◆ Written request: Images must not appear in your copy; reproduce every other part of the records exactly.

◆ Material provided:
=-=-=

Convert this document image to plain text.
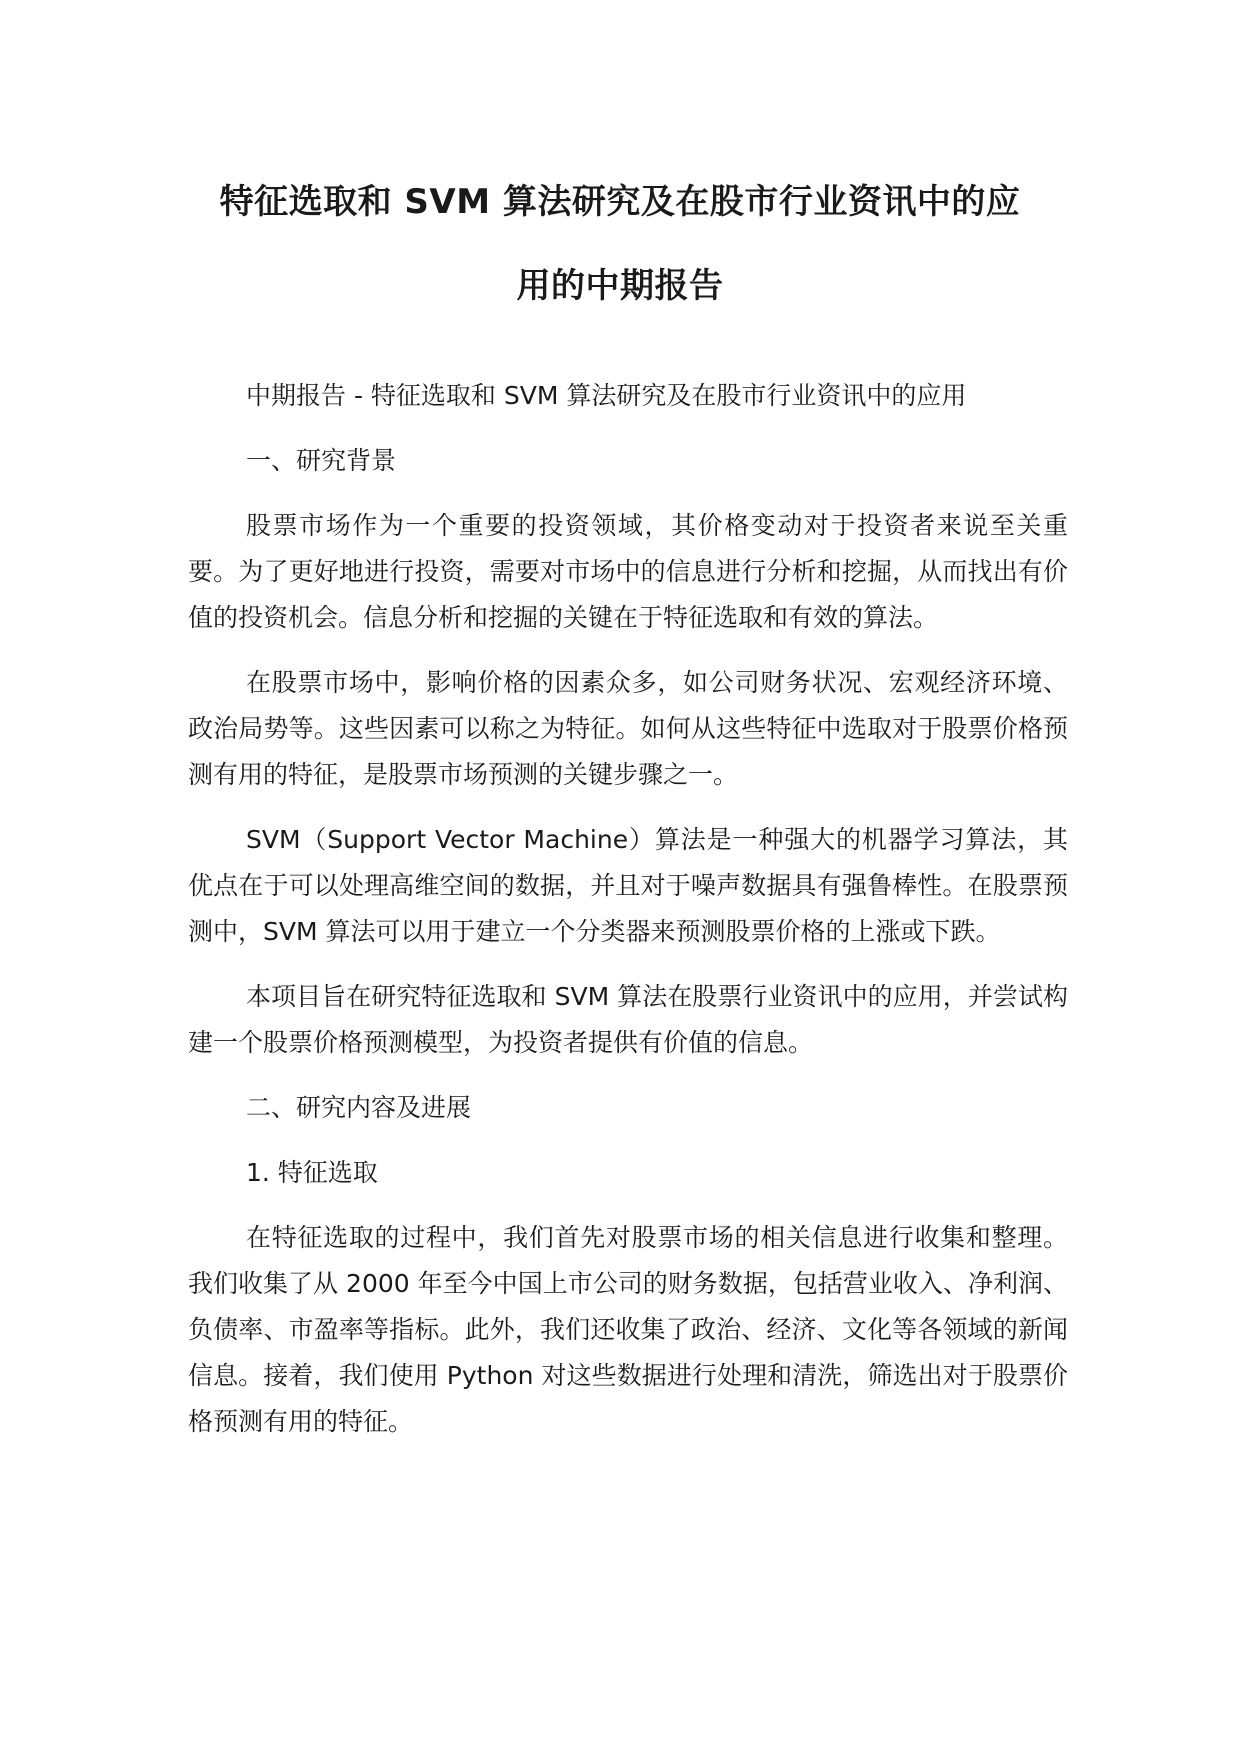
特征选取和 SVM 算法研究及在股市行业资讯中的应
用的中期报告

中期报告 - 特征选取和 SVM 算法研究及在股市行业资讯中的应用

一、研究背景

股票市场作为一个重要的投资领域，其价格变动对于投资者来说至关重要。为了更好地进行投资，需要对市场中的信息进行分析和挖掘，从而找出有价值的投资机会。信息分析和挖掘的关键在于特征选取和有效的算法。

在股票市场中，影响价格的因素众多，如公司财务状况、宏观经济环境、政治局势等。这些因素可以称之为特征。如何从这些特征中选取对于股票价格预测有用的特征，是股票市场预测的关键步骤之一。

SVM（Support Vector Machine）算法是一种强大的机器学习算法，其优点在于可以处理高维空间的数据，并且对于噪声数据具有强鲁棒性。在股票预测中，SVM 算法可以用于建立一个分类器来预测股票价格的上涨或下跌。

本项目旨在研究特征选取和 SVM 算法在股票行业资讯中的应用，并尝试构建一个股票价格预测模型，为投资者提供有价值的信息。

二、研究内容及进展

1. 特征选取

在特征选取的过程中，我们首先对股票市场的相关信息进行收集和整理。我们收集了从 2000 年至今中国上市公司的财务数据，包括营业收入、净利润、负债率、市盈率等指标。此外，我们还收集了政治、经济、文化等各领域的新闻信息。接着，我们使用 Python 对这些数据进行处理和清洗，筛选出对于股票价格预测有用的特征。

=-=-=

◆ Expected output:
Convert this document image to plain text.
特征选取和 SVM 算法研究及在股市行业资讯中的应
用的中期报告

中期报告 - 特征选取和 SVM 算法研究及在股市行业资讯中的应用

一、研究背景

股票市场作为一个重要的投资领域，其价格变动对于投资者来说至关重要。为了更好地进行投资，需要对市场中的信息进行分析和挖掘，从而找出有价值的投资机会。信息分析和挖掘的关键在于特征选取和有效的算法。

在股票市场中，影响价格的因素众多，如公司财务状况、宏观经济环境、政治局势等。这些因素可以称之为特征。如何从这些特征中选取对于股票价格预测有用的特征，是股票市场预测的关键步骤之一。

SVM（Support Vector Machine）算法是一种强大的机器学习算法，其优点在于可以处理高维空间的数据，并且对于噪声数据具有强鲁棒性。在股票预测中，SVM 算法可以用于建立一个分类器来预测股票价格的上涨或下跌。

本项目旨在研究特征选取和 SVM 算法在股票行业资讯中的应用，并尝试构建一个股票价格预测模型，为投资者提供有价值的信息。

二、研究内容及进展

1. 特征选取

在特征选取的过程中，我们首先对股票市场的相关信息进行收集和整理。我们收集了从 2000 年至今中国上市公司的财务数据，包括营业收入、净利润、负债率、市盈率等指标。此外，我们还收集了政治、经济、文化等各领域的新闻信息。接着，我们使用 Python 对这些数据进行处理和清洗，筛选出对于股票价格预测有用的特征。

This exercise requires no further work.